***** SUPPLIED INFORMATION

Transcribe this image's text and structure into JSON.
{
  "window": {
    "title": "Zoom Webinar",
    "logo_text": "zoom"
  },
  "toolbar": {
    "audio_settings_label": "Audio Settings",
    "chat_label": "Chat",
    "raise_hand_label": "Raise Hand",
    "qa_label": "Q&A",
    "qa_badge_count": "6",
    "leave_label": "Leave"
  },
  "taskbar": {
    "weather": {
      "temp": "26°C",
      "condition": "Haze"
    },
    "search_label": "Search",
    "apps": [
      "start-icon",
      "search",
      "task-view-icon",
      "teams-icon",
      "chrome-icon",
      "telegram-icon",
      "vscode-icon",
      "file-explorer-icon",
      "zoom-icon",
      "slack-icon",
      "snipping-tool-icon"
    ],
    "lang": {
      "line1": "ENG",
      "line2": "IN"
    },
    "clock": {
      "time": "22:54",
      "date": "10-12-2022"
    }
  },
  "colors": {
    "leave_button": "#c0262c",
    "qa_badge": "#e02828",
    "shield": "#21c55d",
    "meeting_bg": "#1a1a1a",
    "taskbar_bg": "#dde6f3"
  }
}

**********

Extract the data in full. Keep it word for word.

- _ANSWER FOR THIS EXERCISE_
Transcribe this image's text and structure into JSON.
{
  "window": {
    "title": "Zoom Webinar",
    "logo_text": "zoom"
  },
  "toolbar": {
    "audio_settings_label": "Audio Settings",
    "chat_label": "Chat",
    "raise_hand_label": "Raise Hand",
    "qa_label": "Q&A",
    "qa_badge_count": "6",
    "leave_label": "Leave"
  },
  "taskbar": {
    "weather": {
      "temp": "26°C",
      "condition": "Haze"
    },
    "search_label": "Search",
    "apps": [
      "start-icon",
      "search",
      "task-view-icon",
      "teams-icon",
      "chrome-icon",
      "telegram-icon",
      "vscode-icon",
      "file-explorer-icon",
      "zoom-icon",
      "slack-icon",
      "snipping-tool-icon"
    ],
    "lang": {
      "line1": "ENG",
      "line2": "IN"
    },
    "clock": {
      "time": "22:54",
      "date": "10-12-2022"
    }
  },
  "colors": {
    "leave_button": "#c0262c",
    "qa_badge": "#e02828",
    "shield": "#21c55d",
    "meeting_bg": "#1a1a1a",
    "taskbar_bg": "#dde6f3"
  }
}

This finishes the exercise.